• _WHAT THE TASK ASKS_: Find the word "stay" in the records below. List each line containing it.

• _Dataset records_:
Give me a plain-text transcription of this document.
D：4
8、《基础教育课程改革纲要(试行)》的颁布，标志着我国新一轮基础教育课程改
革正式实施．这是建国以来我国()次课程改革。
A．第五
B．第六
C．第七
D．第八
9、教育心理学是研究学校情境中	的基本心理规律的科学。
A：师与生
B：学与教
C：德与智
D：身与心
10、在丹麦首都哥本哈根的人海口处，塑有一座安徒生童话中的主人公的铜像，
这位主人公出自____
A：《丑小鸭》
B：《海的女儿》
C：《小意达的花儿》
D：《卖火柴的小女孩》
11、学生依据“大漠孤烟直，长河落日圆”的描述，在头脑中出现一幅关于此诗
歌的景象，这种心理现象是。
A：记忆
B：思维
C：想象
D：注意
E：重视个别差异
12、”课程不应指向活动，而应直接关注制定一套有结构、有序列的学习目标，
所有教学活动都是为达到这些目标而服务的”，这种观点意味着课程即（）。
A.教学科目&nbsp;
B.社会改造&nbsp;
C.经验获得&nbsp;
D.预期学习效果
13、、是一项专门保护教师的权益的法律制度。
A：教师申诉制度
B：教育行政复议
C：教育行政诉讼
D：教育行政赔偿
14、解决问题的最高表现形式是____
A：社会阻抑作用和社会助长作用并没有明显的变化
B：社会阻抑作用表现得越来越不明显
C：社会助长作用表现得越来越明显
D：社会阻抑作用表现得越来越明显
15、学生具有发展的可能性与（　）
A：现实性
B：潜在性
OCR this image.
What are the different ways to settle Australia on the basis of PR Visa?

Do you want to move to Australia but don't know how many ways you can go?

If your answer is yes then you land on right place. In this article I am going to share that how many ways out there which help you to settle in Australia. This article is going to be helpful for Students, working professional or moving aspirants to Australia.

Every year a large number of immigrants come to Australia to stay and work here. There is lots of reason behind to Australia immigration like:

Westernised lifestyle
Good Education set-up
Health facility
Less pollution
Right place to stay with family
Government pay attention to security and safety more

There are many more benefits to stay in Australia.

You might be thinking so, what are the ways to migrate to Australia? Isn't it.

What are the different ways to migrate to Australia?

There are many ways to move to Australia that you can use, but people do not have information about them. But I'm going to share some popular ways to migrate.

• _THE RESPONSE_:
Every year a large number of immigrants come to Australia to stay and work here. There is lots of reason behind to Australia immigration like:
Right place to stay with family
There are many more benefits to stay in Australia.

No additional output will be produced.